**WHAT YOU SHOULD DO**
Copy out each line exactly; pictures stay out of the copy.

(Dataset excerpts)
========================================
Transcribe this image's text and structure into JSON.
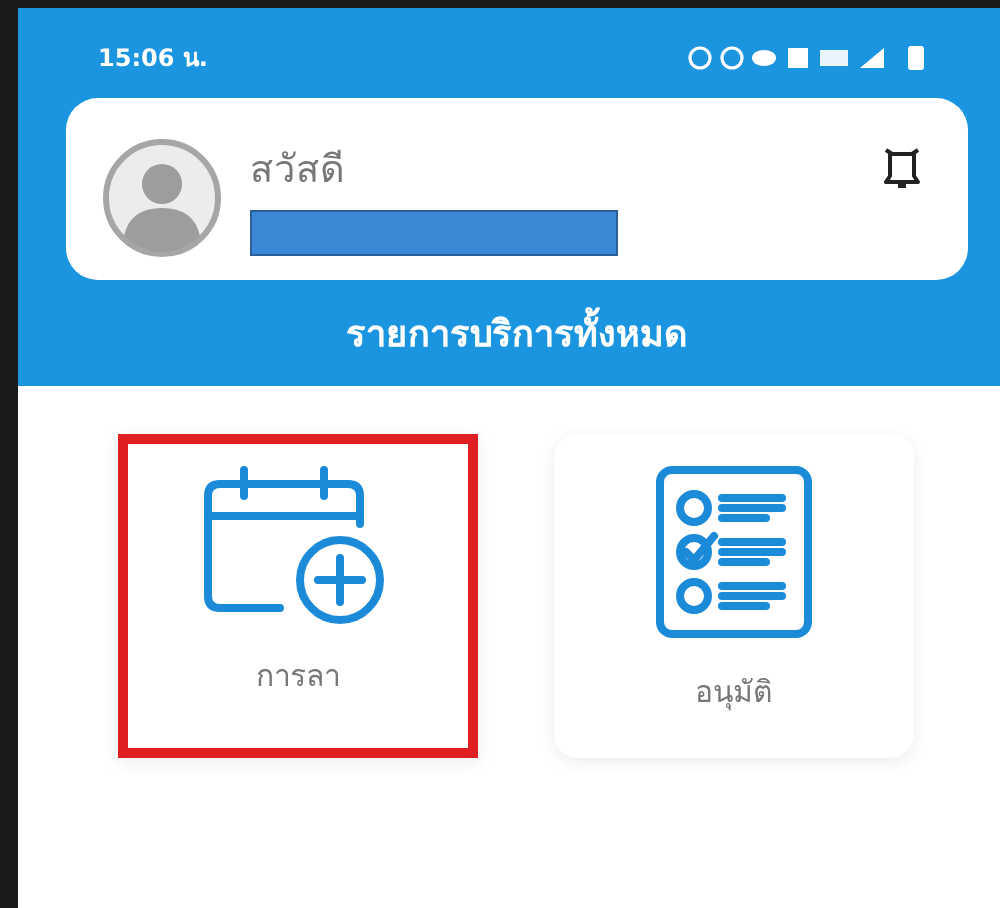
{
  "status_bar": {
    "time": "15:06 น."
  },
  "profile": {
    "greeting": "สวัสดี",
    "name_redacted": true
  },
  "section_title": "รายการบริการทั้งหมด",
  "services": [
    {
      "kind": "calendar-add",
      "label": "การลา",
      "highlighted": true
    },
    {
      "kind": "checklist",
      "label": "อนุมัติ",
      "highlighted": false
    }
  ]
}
========================================
**RESPONSE TO THE EXERCISE**
Transcribe this image's text and structure into JSON.
{
  "status_bar": {
    "time": "15:06 น."
  },
  "profile": {
    "greeting": "สวัสดี",
    "name_redacted": true
  },
  "section_title": "รายการบริการทั้งหมด",
  "services": [
    {
      "kind": "calendar-add",
      "label": "การลา",
      "highlighted": true
    },
    {
      "kind": "checklist",
      "label": "อนุมัติ",
      "highlighted": false
    }
  ]
}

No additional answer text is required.